-- Raw data --
※ ※ ※

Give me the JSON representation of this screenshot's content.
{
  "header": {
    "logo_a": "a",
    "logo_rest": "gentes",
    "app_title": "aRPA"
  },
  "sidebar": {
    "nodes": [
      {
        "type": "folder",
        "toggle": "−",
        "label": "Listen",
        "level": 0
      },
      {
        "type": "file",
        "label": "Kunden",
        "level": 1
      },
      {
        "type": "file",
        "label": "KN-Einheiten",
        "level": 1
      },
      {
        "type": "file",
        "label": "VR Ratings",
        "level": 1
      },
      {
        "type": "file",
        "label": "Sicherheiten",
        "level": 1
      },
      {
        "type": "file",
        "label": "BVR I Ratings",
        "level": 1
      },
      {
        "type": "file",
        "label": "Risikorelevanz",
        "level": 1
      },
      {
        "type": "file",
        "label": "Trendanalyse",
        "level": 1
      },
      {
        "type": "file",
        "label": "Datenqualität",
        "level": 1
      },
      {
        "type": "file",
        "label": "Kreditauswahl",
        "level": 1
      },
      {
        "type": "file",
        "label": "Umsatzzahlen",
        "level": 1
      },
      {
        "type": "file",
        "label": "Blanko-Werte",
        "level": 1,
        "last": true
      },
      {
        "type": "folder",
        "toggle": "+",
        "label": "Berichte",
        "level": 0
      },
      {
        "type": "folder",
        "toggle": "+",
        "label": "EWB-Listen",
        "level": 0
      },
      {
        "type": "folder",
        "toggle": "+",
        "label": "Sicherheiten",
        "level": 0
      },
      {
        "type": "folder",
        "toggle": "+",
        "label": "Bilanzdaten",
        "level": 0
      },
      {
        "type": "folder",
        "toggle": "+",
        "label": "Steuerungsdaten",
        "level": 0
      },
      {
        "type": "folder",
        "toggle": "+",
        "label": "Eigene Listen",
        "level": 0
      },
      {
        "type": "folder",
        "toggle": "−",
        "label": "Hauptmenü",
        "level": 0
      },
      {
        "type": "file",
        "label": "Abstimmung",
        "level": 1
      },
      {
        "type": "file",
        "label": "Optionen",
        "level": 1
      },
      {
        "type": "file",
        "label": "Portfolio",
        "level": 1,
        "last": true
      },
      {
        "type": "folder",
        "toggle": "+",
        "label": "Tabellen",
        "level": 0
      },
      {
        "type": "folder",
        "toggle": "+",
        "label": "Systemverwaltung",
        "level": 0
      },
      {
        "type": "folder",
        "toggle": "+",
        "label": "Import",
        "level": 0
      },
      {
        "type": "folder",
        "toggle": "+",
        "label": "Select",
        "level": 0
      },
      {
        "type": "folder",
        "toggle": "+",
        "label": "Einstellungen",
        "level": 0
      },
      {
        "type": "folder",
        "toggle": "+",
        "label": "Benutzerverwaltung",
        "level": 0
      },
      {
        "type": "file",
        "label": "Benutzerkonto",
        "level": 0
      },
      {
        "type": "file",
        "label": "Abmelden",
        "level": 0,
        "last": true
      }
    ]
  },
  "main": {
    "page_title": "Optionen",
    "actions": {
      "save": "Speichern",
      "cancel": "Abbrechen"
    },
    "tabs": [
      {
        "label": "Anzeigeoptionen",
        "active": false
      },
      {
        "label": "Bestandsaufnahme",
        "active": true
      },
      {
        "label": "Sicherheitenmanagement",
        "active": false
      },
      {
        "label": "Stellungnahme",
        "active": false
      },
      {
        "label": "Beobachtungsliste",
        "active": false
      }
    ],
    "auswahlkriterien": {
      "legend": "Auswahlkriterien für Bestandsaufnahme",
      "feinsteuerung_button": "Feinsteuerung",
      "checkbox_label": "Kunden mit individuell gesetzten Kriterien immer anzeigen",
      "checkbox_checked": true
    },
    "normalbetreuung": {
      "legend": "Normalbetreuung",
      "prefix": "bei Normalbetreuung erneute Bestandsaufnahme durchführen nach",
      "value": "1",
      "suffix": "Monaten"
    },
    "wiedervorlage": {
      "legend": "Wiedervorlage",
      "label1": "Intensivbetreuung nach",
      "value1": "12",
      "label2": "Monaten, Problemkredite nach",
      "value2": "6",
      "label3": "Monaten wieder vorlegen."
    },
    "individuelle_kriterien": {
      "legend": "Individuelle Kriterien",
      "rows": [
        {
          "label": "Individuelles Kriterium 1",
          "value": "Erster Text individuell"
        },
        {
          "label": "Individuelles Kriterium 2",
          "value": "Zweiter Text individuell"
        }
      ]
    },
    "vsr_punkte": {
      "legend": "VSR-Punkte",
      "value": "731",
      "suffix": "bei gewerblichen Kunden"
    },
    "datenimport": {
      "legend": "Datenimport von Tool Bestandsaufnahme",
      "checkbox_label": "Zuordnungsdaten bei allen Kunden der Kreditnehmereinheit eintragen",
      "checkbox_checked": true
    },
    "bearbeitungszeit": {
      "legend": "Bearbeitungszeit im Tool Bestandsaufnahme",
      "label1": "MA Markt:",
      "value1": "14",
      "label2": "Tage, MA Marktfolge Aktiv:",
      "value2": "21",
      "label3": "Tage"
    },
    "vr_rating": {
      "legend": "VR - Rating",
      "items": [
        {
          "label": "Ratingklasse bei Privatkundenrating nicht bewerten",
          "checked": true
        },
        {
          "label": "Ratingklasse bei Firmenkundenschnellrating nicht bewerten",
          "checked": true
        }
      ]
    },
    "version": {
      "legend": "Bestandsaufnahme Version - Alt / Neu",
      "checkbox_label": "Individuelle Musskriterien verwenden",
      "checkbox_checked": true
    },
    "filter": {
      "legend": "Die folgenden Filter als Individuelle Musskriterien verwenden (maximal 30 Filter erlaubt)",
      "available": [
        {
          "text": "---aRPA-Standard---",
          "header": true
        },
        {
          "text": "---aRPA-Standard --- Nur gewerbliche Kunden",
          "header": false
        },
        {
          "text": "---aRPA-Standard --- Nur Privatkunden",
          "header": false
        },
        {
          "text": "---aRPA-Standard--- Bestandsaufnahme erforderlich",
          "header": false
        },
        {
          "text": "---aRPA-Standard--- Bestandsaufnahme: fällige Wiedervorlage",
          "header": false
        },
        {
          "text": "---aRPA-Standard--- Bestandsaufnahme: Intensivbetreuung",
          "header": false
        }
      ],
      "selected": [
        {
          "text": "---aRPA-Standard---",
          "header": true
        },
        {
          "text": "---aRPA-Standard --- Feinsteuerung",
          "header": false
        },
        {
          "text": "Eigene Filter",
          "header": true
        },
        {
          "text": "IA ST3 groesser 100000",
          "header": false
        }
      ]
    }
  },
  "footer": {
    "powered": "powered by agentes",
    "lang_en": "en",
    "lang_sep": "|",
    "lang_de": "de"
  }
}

※ ※ ※

-- Aim --
Reproduce the full set of records precisely.

-- Result of the task --
Give me the JSON representation of this screenshot's content.
{
  "header": {
    "logo_a": "a",
    "logo_rest": "gentes",
    "app_title": "aRPA"
  },
  "sidebar": {
    "nodes": [
      {
        "type": "folder",
        "toggle": "−",
        "label": "Listen",
        "level": 0
      },
      {
        "type": "file",
        "label": "Kunden",
        "level": 1
      },
      {
        "type": "file",
        "label": "KN-Einheiten",
        "level": 1
      },
      {
        "type": "file",
        "label": "VR Ratings",
        "level": 1
      },
      {
        "type": "file",
        "label": "Sicherheiten",
        "level": 1
      },
      {
        "type": "file",
        "label": "BVR I Ratings",
        "level": 1
      },
      {
        "type": "file",
        "label": "Risikorelevanz",
        "level": 1
      },
      {
        "type": "file",
        "label": "Trendanalyse",
        "level": 1
      },
      {
        "type": "file",
        "label": "Datenqualität",
        "level": 1
      },
      {
        "type": "file",
        "label": "Kreditauswahl",
        "level": 1
      },
      {
        "type": "file",
        "label": "Umsatzzahlen",
        "level": 1
      },
      {
        "type": "file",
        "label": "Blanko-Werte",
        "level": 1,
        "last": true
      },
      {
        "type": "folder",
        "toggle": "+",
        "label": "Berichte",
        "level": 0
      },
      {
        "type": "folder",
        "toggle": "+",
        "label": "EWB-Listen",
        "level": 0
      },
      {
        "type": "folder",
        "toggle": "+",
        "label": "Sicherheiten",
        "level": 0
      },
      {
        "type": "folder",
        "toggle": "+",
        "label": "Bilanzdaten",
        "level": 0
      },
      {
        "type": "folder",
        "toggle": "+",
        "label": "Steuerungsdaten",
        "level": 0
      },
      {
        "type": "folder",
        "toggle": "+",
        "label": "Eigene Listen",
        "level": 0
      },
      {
        "type": "folder",
        "toggle": "−",
        "label": "Hauptmenü",
        "level": 0
      },
      {
        "type": "file",
        "label": "Abstimmung",
        "level": 1
      },
      {
        "type": "file",
        "label": "Optionen",
        "level": 1
      },
      {
        "type": "file",
        "label": "Portfolio",
        "level": 1,
        "last": true
      },
      {
        "type": "folder",
        "toggle": "+",
        "label": "Tabellen",
        "level": 0
      },
      {
        "type": "folder",
        "toggle": "+",
        "label": "Systemverwaltung",
        "level": 0
      },
      {
        "type": "folder",
        "toggle": "+",
        "label": "Import",
        "level": 0
      },
      {
        "type": "folder",
        "toggle": "+",
        "label": "Select",
        "level": 0
      },
      {
        "type": "folder",
        "toggle": "+",
        "label": "Einstellungen",
        "level": 0
      },
      {
        "type": "folder",
        "toggle": "+",
        "label": "Benutzerverwaltung",
        "level": 0
      },
      {
        "type": "file",
        "label": "Benutzerkonto",
        "level": 0
      },
      {
        "type": "file",
        "label": "Abmelden",
        "level": 0,
        "last": true
      }
    ]
  },
  "main": {
    "page_title": "Optionen",
    "actions": {
      "save": "Speichern",
      "cancel": "Abbrechen"
    },
    "tabs": [
      {
        "label": "Anzeigeoptionen",
        "active": false
      },
      {
        "label": "Bestandsaufnahme",
        "active": true
      },
      {
        "label": "Sicherheitenmanagement",
        "active": false
      },
      {
        "label": "Stellungnahme",
        "active": false
      },
      {
        "label": "Beobachtungsliste",
        "active": false
      }
    ],
    "auswahlkriterien": {
      "legend": "Auswahlkriterien für Bestandsaufnahme",
      "feinsteuerung_button": "Feinsteuerung",
      "checkbox_label": "Kunden mit individuell gesetzten Kriterien immer anzeigen",
      "checkbox_checked": true
    },
    "normalbetreuung": {
      "legend": "Normalbetreuung",
      "prefix": "bei Normalbetreuung erneute Bestandsaufnahme durchführen nach",
      "value": "1",
      "suffix": "Monaten"
    },
    "wiedervorlage": {
      "legend": "Wiedervorlage",
      "label1": "Intensivbetreuung nach",
      "value1": "12",
      "label2": "Monaten, Problemkredite nach",
      "value2": "6",
      "label3": "Monaten wieder vorlegen."
    },
    "individuelle_kriterien": {
      "legend": "Individuelle Kriterien",
      "rows": [
        {
          "label": "Individuelles Kriterium 1",
          "value": "Erster Text individuell"
        },
        {
          "label": "Individuelles Kriterium 2",
          "value": "Zweiter Text individuell"
        }
      ]
    },
    "vsr_punkte": {
      "legend": "VSR-Punkte",
      "value": "731",
      "suffix": "bei gewerblichen Kunden"
    },
    "datenimport": {
      "legend": "Datenimport von Tool Bestandsaufnahme",
      "checkbox_label": "Zuordnungsdaten bei allen Kunden der Kreditnehmereinheit eintragen",
      "checkbox_checked": true
    },
    "bearbeitungszeit": {
      "legend": "Bearbeitungszeit im Tool Bestandsaufnahme",
      "label1": "MA Markt:",
      "value1": "14",
      "label2": "Tage, MA Marktfolge Aktiv:",
      "value2": "21",
      "label3": "Tage"
    },
    "vr_rating": {
      "legend": "VR - Rating",
      "items": [
        {
          "label": "Ratingklasse bei Privatkundenrating nicht bewerten",
          "checked": true
        },
        {
          "label": "Ratingklasse bei Firmenkundenschnellrating nicht bewerten",
          "checked": true
        }
      ]
    },
    "version": {
      "legend": "Bestandsaufnahme Version - Alt / Neu",
      "checkbox_label": "Individuelle Musskriterien verwenden",
      "checkbox_checked": true
    },
    "filter": {
      "legend": "Die folgenden Filter als Individuelle Musskriterien verwenden (maximal 30 Filter erlaubt)",
      "available": [
        {
          "text": "---aRPA-Standard---",
          "header": true
        },
        {
          "text": "---aRPA-Standard --- Nur gewerbliche Kunden",
          "header": false
        },
        {
          "text": "---aRPA-Standard --- Nur Privatkunden",
          "header": false
        },
        {
          "text": "---aRPA-Standard--- Bestandsaufnahme erforderlich",
          "header": false
        },
        {
          "text": "---aRPA-Standard--- Bestandsaufnahme: fällige Wiedervorlage",
          "header": false
        },
        {
          "text": "---aRPA-Standard--- Bestandsaufnahme: Intensivbetreuung",
          "header": false
        }
      ],
      "selected": [
        {
          "text": "---aRPA-Standard---",
          "header": true
        },
        {
          "text": "---aRPA-Standard --- Feinsteuerung",
          "header": false
        },
        {
          "text": "Eigene Filter",
          "header": true
        },
        {
          "text": "IA ST3 groesser 100000",
          "header": false
        }
      ]
    }
  },
  "footer": {
    "powered": "powered by agentes",
    "lang_en": "en",
    "lang_sep": "|",
    "lang_de": "de"
  }
}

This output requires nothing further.